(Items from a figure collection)

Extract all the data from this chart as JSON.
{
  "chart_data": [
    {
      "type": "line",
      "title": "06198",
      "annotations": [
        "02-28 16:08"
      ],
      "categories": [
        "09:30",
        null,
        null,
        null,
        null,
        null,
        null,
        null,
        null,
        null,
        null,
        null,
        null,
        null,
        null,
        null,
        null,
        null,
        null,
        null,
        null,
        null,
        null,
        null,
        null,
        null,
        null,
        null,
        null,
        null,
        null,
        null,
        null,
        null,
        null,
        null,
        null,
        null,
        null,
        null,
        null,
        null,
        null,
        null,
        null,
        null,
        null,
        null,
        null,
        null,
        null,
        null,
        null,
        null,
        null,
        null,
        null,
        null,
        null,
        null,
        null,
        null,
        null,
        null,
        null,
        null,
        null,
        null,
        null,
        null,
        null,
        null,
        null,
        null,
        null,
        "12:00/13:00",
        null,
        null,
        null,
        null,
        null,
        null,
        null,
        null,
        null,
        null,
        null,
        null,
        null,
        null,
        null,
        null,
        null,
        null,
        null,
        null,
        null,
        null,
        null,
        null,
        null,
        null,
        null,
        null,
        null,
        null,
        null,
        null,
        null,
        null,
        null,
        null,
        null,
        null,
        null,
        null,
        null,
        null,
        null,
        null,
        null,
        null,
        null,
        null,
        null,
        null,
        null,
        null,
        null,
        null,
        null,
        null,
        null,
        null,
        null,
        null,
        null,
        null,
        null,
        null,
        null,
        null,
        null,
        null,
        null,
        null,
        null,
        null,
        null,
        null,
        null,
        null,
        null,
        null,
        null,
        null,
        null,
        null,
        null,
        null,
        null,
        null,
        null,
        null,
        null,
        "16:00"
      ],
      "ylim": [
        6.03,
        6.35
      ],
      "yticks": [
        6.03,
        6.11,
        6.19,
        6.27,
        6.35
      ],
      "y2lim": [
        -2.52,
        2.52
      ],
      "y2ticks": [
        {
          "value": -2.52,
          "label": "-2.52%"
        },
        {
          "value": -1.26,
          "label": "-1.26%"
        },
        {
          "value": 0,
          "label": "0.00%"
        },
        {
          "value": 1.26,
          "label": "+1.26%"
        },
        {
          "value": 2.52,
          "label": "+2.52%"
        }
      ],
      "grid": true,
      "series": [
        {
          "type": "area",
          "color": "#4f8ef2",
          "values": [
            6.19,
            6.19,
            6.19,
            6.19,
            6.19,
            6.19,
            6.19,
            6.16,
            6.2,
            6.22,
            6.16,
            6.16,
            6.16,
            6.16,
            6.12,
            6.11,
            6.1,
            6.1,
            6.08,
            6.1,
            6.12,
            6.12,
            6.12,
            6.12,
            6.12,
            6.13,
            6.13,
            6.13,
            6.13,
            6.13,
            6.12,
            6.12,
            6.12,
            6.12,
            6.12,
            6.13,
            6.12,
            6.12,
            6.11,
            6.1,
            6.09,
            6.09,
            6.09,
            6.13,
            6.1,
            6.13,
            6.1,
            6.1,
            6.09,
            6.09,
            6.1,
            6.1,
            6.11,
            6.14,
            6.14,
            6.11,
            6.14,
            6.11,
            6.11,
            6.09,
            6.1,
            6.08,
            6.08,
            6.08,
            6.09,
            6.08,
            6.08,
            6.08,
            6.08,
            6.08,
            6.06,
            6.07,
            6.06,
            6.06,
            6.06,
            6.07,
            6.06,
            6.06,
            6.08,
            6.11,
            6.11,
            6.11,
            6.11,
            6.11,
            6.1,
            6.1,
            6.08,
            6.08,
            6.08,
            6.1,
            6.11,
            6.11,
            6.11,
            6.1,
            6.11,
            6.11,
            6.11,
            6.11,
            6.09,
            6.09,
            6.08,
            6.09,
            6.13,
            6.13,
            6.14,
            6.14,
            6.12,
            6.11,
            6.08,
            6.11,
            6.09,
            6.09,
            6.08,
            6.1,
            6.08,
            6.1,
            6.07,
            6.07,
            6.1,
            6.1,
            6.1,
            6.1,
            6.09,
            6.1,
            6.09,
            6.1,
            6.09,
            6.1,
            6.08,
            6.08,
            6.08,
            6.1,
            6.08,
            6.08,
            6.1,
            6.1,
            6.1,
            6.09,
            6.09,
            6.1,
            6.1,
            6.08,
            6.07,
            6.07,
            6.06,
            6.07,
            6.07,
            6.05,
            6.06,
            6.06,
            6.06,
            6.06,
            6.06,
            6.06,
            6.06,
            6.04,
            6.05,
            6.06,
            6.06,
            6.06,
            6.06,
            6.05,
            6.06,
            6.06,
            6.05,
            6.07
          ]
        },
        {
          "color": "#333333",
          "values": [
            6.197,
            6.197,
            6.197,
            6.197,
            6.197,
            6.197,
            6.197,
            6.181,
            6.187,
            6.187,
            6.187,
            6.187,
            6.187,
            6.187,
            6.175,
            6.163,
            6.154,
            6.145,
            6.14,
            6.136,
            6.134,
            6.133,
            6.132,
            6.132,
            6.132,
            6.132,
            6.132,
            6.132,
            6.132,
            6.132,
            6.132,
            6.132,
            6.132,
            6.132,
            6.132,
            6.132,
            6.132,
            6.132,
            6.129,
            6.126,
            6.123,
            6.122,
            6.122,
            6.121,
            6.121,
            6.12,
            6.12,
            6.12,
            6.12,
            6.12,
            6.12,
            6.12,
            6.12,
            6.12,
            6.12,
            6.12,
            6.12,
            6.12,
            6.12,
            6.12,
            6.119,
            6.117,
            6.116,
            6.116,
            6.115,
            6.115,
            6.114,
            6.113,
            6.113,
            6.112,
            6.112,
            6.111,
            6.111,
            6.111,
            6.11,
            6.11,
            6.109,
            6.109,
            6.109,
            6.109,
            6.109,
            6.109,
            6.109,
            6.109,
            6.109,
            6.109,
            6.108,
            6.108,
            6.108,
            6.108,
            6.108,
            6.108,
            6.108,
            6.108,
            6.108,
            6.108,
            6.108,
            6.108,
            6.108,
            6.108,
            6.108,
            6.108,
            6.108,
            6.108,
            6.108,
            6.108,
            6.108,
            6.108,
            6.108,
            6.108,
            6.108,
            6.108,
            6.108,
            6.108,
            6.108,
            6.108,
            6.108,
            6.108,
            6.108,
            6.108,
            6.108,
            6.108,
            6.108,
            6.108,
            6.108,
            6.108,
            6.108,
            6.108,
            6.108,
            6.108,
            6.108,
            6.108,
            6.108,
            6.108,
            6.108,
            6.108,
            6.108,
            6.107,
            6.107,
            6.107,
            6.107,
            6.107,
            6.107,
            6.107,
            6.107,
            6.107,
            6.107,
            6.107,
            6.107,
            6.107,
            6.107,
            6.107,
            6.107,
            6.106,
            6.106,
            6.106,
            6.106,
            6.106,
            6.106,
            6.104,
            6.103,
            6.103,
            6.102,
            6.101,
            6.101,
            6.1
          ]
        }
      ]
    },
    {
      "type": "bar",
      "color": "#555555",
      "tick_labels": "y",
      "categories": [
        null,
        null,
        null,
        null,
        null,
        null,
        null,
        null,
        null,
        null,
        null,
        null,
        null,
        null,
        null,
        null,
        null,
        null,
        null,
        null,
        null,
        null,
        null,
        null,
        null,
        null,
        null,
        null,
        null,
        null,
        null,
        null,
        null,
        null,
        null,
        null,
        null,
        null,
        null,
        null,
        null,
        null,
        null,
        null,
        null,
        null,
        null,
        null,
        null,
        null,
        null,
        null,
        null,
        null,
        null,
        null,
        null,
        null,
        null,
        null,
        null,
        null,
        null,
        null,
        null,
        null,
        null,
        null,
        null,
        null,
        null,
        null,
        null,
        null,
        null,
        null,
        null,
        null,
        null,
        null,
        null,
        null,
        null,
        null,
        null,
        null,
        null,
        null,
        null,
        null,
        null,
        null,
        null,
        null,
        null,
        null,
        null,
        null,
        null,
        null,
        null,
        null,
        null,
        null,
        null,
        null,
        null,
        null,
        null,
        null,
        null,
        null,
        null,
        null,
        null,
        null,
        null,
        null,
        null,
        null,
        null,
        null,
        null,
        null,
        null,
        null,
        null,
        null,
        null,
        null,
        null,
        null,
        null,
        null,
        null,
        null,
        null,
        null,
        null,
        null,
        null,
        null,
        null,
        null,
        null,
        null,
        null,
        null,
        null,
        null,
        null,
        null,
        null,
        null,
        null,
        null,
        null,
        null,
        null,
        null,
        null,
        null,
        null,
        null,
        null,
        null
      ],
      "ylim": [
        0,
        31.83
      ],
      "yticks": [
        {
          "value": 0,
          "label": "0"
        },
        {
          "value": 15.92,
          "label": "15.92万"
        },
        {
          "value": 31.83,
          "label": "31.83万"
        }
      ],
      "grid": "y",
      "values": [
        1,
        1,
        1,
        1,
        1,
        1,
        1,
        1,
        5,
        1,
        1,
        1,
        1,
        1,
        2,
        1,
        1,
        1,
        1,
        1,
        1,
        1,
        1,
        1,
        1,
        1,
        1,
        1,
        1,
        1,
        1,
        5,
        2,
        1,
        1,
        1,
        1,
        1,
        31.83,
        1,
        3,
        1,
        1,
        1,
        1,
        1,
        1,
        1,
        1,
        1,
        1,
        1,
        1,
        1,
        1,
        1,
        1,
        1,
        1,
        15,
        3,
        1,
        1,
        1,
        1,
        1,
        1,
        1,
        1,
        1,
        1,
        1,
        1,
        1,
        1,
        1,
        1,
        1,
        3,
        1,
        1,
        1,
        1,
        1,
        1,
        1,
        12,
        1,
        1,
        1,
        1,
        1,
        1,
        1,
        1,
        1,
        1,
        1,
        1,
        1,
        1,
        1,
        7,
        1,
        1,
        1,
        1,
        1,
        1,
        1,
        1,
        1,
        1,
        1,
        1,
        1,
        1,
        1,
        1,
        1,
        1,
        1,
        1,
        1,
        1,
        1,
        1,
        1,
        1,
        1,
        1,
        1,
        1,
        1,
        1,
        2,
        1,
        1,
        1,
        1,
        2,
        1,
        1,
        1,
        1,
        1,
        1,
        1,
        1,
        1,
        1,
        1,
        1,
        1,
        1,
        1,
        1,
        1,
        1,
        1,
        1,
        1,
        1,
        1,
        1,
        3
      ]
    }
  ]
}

- **EXERCISE**: Give every line of the material that includes the string "color".

- **RESPONSE TO THE EXERCISE**:
          "color": "#4f8ef2",
          "color": "#333333",
      "color": "#555555",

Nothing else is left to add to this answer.